"""

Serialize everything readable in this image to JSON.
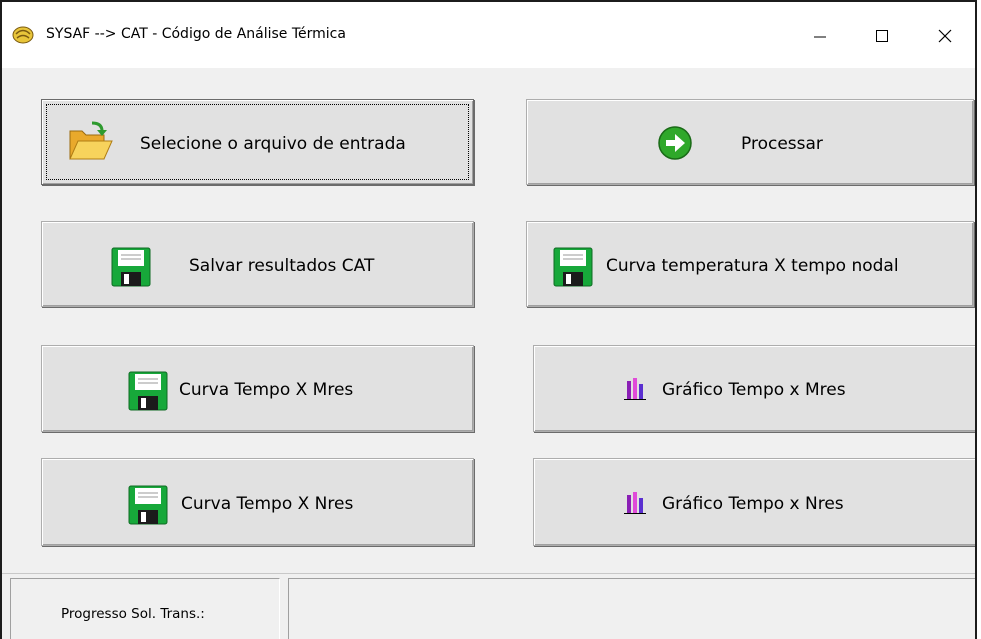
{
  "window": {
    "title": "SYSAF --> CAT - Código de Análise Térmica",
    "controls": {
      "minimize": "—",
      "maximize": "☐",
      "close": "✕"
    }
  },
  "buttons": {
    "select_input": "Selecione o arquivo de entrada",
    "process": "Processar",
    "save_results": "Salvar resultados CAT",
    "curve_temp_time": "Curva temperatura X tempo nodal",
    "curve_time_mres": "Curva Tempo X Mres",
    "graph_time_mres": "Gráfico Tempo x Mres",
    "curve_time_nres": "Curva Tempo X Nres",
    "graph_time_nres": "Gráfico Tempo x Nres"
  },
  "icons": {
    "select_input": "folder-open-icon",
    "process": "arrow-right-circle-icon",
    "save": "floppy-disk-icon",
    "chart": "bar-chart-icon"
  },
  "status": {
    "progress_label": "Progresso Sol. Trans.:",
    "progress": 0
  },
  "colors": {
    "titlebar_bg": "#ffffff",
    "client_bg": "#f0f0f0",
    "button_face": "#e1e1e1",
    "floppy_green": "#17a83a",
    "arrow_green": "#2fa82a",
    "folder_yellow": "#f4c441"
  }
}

"""

### Exercise prompt:
With the pictures omitted, reproduce the records in full and exactly.

### Exercise result:
Serialize everything readable in this image to JSON.
{
  "window": {
    "title": "SYSAF --> CAT - Código de Análise Térmica",
    "controls": {
      "minimize": "—",
      "maximize": "☐",
      "close": "✕"
    }
  },
  "buttons": {
    "select_input": "Selecione o arquivo de entrada",
    "process": "Processar",
    "save_results": "Salvar resultados CAT",
    "curve_temp_time": "Curva temperatura X tempo nodal",
    "curve_time_mres": "Curva Tempo X Mres",
    "graph_time_mres": "Gráfico Tempo x Mres",
    "curve_time_nres": "Curva Tempo X Nres",
    "graph_time_nres": "Gráfico Tempo x Nres"
  },
  "icons": {
    "select_input": "folder-open-icon",
    "process": "arrow-right-circle-icon",
    "save": "floppy-disk-icon",
    "chart": "bar-chart-icon"
  },
  "status": {
    "progress_label": "Progresso Sol. Trans.:",
    "progress": 0
  },
  "colors": {
    "titlebar_bg": "#ffffff",
    "client_bg": "#f0f0f0",
    "button_face": "#e1e1e1",
    "floppy_green": "#17a83a",
    "arrow_green": "#2fa82a",
    "folder_yellow": "#f4c441"
  }
}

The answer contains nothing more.